* [EXERCISE AIM]: Write out each line beneath this one exactly as it reads.

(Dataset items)
════════════════════

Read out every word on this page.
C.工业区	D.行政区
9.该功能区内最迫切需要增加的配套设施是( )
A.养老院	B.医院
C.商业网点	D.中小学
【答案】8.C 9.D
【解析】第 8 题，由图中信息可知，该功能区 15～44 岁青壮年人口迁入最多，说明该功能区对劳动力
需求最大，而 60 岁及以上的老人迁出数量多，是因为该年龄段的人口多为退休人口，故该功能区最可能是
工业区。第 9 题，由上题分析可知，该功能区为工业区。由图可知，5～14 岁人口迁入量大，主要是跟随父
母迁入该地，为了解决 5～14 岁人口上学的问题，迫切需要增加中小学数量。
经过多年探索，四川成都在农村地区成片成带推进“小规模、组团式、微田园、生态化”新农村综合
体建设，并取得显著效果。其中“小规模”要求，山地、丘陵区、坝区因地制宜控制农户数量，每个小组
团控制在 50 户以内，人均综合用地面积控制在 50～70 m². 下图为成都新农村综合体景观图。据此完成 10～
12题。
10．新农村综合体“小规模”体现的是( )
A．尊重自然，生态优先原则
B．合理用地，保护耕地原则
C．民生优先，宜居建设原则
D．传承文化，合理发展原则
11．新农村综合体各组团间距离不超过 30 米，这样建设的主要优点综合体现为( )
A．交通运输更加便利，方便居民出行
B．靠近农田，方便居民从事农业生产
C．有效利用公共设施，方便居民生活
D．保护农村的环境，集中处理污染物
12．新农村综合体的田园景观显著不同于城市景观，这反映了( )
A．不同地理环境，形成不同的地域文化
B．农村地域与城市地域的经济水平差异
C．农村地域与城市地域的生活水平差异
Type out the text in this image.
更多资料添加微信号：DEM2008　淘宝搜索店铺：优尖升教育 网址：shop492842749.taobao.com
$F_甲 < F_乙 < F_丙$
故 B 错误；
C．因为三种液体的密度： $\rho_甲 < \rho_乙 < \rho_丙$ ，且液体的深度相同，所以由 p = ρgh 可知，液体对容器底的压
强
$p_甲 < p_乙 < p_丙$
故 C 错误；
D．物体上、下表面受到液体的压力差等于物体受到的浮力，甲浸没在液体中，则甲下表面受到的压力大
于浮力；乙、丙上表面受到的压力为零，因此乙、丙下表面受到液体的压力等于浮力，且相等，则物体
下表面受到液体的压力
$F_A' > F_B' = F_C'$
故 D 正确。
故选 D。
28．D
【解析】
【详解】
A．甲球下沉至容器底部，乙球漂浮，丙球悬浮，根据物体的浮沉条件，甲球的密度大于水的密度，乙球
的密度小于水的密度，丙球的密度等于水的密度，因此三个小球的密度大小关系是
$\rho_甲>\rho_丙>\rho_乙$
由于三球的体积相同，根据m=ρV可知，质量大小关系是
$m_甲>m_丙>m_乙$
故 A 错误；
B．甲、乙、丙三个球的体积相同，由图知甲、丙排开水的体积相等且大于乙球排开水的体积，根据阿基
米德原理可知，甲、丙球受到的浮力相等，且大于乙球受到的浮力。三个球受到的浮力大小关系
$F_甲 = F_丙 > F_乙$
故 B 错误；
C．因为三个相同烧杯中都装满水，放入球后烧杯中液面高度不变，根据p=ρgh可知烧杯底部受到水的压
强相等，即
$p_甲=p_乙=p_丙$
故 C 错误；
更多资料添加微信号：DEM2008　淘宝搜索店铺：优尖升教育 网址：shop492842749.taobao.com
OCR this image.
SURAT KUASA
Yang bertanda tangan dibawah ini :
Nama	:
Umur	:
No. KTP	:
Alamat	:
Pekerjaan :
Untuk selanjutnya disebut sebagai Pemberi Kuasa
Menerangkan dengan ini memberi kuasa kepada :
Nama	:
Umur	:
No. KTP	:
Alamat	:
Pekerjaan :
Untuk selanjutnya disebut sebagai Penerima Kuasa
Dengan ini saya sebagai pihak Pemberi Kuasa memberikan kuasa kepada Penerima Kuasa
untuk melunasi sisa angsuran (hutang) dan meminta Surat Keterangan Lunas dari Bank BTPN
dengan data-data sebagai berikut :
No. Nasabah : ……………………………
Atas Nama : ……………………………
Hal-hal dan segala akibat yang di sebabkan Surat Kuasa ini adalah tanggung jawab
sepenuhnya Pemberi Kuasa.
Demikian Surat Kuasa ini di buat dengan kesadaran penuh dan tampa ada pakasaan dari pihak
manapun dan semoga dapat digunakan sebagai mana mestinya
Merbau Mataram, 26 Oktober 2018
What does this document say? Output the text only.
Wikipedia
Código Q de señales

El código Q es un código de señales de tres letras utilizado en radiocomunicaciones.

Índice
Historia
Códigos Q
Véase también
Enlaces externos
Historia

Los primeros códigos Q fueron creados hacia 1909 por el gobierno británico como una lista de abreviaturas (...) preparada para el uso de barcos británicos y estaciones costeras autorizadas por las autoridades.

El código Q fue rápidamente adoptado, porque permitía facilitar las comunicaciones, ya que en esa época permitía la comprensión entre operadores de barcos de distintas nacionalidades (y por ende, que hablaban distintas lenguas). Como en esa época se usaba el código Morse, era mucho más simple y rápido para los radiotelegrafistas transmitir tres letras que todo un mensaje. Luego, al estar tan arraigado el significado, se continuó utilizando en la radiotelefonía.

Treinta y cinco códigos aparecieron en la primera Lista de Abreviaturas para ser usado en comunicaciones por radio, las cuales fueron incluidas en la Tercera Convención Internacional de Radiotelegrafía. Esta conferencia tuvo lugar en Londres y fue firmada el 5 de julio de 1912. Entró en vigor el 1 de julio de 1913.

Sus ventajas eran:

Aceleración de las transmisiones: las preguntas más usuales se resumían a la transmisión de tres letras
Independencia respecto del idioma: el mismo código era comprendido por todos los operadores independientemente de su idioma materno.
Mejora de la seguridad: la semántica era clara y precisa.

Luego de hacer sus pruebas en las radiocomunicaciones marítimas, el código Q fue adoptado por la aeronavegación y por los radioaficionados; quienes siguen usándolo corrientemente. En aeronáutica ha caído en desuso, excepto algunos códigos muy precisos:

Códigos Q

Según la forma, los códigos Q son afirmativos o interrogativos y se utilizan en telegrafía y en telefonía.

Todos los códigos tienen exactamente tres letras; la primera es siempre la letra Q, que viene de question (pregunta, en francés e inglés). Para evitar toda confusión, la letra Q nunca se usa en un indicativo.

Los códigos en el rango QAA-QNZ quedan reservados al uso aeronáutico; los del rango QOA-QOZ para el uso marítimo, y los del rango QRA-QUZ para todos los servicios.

════════════════════

* [WRITTEN RESPONSE]:
Read out every word on this page.
C.工业区	D.行政区
9.该功能区内最迫切需要增加的配套设施是( )
A.养老院	B.医院
C.商业网点	D.中小学
【答案】8.C 9.D
【解析】第 8 题，由图中信息可知，该功能区 15～44 岁青壮年人口迁入最多，说明该功能区对劳动力
需求最大，而 60 岁及以上的老人迁出数量多，是因为该年龄段的人口多为退休人口，故该功能区最可能是
工业区。第 9 题，由上题分析可知，该功能区为工业区。由图可知，5～14 岁人口迁入量大，主要是跟随父
母迁入该地，为了解决 5～14 岁人口上学的问题，迫切需要增加中小学数量。
经过多年探索，四川成都在农村地区成片成带推进“小规模、组团式、微田园、生态化”新农村综合
体建设，并取得显著效果。其中“小规模”要求，山地、丘陵区、坝区因地制宜控制农户数量，每个小组
团控制在 50 户以内，人均综合用地面积控制在 50～70 m². 下图为成都新农村综合体景观图。据此完成 10～
12题。
10．新农村综合体“小规模”体现的是( )
A．尊重自然，生态优先原则
B．合理用地，保护耕地原则
C．民生优先，宜居建设原则
D．传承文化，合理发展原则
11．新农村综合体各组团间距离不超过 30 米，这样建设的主要优点综合体现为( )
A．交通运输更加便利，方便居民出行
B．靠近农田，方便居民从事农业生产
C．有效利用公共设施，方便居民生活
D．保护农村的环境，集中处理污染物
12．新农村综合体的田园景观显著不同于城市景观，这反映了( )
A．不同地理环境，形成不同的地域文化
B．农村地域与城市地域的经济水平差异
C．农村地域与城市地域的生活水平差异
Type out the text in this image.
更多资料添加微信号：DEM2008　淘宝搜索店铺：优尖升教育 网址：shop492842749.taobao.com
$F_甲 < F_乙 < F_丙$
故 B 错误；
C．因为三种液体的密度： $\rho_甲 < \rho_乙 < \rho_丙$ ，且液体的深度相同，所以由 p = ρgh 可知，液体对容器底的压
强
$p_甲 < p_乙 < p_丙$
故 C 错误；
D．物体上、下表面受到液体的压力差等于物体受到的浮力，甲浸没在液体中，则甲下表面受到的压力大
于浮力；乙、丙上表面受到的压力为零，因此乙、丙下表面受到液体的压力等于浮力，且相等，则物体
下表面受到液体的压力
$F_A' > F_B' = F_C'$
故 D 正确。
故选 D。
28．D
【解析】
【详解】
A．甲球下沉至容器底部，乙球漂浮，丙球悬浮，根据物体的浮沉条件，甲球的密度大于水的密度，乙球
的密度小于水的密度，丙球的密度等于水的密度，因此三个小球的密度大小关系是
$\rho_甲>\rho_丙>\rho_乙$
由于三球的体积相同，根据m=ρV可知，质量大小关系是
$m_甲>m_丙>m_乙$
故 A 错误；
B．甲、乙、丙三个球的体积相同，由图知甲、丙排开水的体积相等且大于乙球排开水的体积，根据阿基
米德原理可知，甲、丙球受到的浮力相等，且大于乙球受到的浮力。三个球受到的浮力大小关系
$F_甲 = F_丙 > F_乙$
故 B 错误；
C．因为三个相同烧杯中都装满水，放入球后烧杯中液面高度不变，根据p=ρgh可知烧杯底部受到水的压
强相等，即
$p_甲=p_乙=p_丙$
故 C 错误；
更多资料添加微信号：DEM2008　淘宝搜索店铺：优尖升教育 网址：shop492842749.taobao.com
OCR this image.
SURAT KUASA
Yang bertanda tangan dibawah ini :
Nama	:
Umur	:
No. KTP	:
Alamat	:
Pekerjaan :
Untuk selanjutnya disebut sebagai Pemberi Kuasa
Menerangkan dengan ini memberi kuasa kepada :
Nama	:
Umur	:
No. KTP	:
Alamat	:
Pekerjaan :
Untuk selanjutnya disebut sebagai Penerima Kuasa
Dengan ini saya sebagai pihak Pemberi Kuasa memberikan kuasa kepada Penerima Kuasa
untuk melunasi sisa angsuran (hutang) dan meminta Surat Keterangan Lunas dari Bank BTPN
dengan data-data sebagai berikut :
No. Nasabah : ……………………………
Atas Nama : ……………………………
Hal-hal dan segala akibat yang di sebabkan Surat Kuasa ini adalah tanggung jawab
sepenuhnya Pemberi Kuasa.
Demikian Surat Kuasa ini di buat dengan kesadaran penuh dan tampa ada pakasaan dari pihak
manapun dan semoga dapat digunakan sebagai mana mestinya
Merbau Mataram, 26 Oktober 2018
What does this document say? Output the text only.
Wikipedia
Código Q de señales

El código Q es un código de señales de tres letras utilizado en radiocomunicaciones.

Índice
Historia
Códigos Q
Véase también
Enlaces externos
Historia

Los primeros códigos Q fueron creados hacia 1909 por el gobierno británico como una lista de abreviaturas (...) preparada para el uso de barcos británicos y estaciones costeras autorizadas por las autoridades.

El código Q fue rápidamente adoptado, porque permitía facilitar las comunicaciones, ya que en esa época permitía la comprensión entre operadores de barcos de distintas nacionalidades (y por ende, que hablaban distintas lenguas). Como en esa época se usaba el código Morse, era mucho más simple y rápido para los radiotelegrafistas transmitir tres letras que todo un mensaje. Luego, al estar tan arraigado el significado, se continuó utilizando en la radiotelefonía.

Treinta y cinco códigos aparecieron en la primera Lista de Abreviaturas para ser usado en comunicaciones por radio, las cuales fueron incluidas en la Tercera Convención Internacional de Radiotelegrafía. Esta conferencia tuvo lugar en Londres y fue firmada el 5 de julio de 1912. Entró en vigor el 1 de julio de 1913.

Sus ventajas eran:

Aceleración de las transmisiones: las preguntas más usuales se resumían a la transmisión de tres letras
Independencia respecto del idioma: el mismo código era comprendido por todos los operadores independientemente de su idioma materno.
Mejora de la seguridad: la semántica era clara y precisa.

Luego de hacer sus pruebas en las radiocomunicaciones marítimas, el código Q fue adoptado por la aeronavegación y por los radioaficionados; quienes siguen usándolo corrientemente. En aeronáutica ha caído en desuso, excepto algunos códigos muy precisos:

Códigos Q

Según la forma, los códigos Q son afirmativos o interrogativos y se utilizan en telegrafía y en telefonía.

Todos los códigos tienen exactamente tres letras; la primera es siempre la letra Q, que viene de question (pregunta, en francés e inglés). Para evitar toda confusión, la letra Q nunca se usa en un indicativo.

Los códigos en el rango QAA-QNZ quedan reservados al uso aeronáutico; los del rango QOA-QOZ para el uso marítimo, y los del rango QRA-QUZ para todos los servicios.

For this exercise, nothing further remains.